▶ [TASK PROMPT] Wherever the string "Pivot" appears, copy the whole line.
^^^^
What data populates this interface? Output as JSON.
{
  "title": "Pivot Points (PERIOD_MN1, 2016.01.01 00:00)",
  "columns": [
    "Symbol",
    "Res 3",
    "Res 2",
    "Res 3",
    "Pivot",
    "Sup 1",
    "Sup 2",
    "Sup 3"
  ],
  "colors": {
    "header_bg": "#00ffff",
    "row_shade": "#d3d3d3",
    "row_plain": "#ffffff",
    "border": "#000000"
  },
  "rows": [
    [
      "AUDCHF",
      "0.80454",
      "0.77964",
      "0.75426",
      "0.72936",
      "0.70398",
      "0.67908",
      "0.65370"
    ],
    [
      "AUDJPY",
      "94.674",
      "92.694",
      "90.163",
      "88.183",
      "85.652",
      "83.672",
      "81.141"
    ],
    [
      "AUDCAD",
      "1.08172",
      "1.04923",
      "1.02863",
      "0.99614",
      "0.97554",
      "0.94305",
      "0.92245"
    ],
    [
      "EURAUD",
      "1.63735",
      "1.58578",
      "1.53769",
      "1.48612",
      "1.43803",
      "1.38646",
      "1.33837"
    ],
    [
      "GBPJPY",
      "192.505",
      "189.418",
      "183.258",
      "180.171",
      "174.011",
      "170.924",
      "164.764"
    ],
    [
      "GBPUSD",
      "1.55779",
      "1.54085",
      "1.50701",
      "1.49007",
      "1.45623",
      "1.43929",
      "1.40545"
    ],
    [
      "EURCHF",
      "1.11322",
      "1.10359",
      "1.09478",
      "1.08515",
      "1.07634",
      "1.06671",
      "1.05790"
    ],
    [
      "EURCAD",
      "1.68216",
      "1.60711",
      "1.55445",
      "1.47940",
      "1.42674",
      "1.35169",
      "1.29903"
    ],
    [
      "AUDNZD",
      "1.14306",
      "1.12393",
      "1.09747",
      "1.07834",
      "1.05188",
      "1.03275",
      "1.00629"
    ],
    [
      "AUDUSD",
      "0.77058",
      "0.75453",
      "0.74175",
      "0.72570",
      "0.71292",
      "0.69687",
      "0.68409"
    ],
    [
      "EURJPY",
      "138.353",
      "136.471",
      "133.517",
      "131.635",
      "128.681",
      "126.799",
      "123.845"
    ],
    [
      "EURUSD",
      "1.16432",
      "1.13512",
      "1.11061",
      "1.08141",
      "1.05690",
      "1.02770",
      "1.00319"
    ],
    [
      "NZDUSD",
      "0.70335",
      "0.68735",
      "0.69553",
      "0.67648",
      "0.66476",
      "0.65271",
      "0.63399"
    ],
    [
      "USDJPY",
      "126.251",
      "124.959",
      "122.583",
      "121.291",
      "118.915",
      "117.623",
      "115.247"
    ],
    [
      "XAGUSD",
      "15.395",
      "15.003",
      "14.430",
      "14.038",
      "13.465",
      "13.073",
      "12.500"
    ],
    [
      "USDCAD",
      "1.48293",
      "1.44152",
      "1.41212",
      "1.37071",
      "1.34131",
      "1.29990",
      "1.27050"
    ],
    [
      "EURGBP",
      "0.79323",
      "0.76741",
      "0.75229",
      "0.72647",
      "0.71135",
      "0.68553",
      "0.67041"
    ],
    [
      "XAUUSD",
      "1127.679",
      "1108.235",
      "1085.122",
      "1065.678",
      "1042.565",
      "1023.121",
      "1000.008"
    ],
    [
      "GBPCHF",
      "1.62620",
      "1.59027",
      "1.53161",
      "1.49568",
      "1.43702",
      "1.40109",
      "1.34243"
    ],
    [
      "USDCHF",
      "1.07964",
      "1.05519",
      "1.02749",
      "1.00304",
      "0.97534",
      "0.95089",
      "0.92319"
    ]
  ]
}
^^^^
▶ [ANSWER TO THIS PROBLEM]
  "title": "Pivot Points (PERIOD_MN1, 2016.01.01 00:00)",
    "Pivot",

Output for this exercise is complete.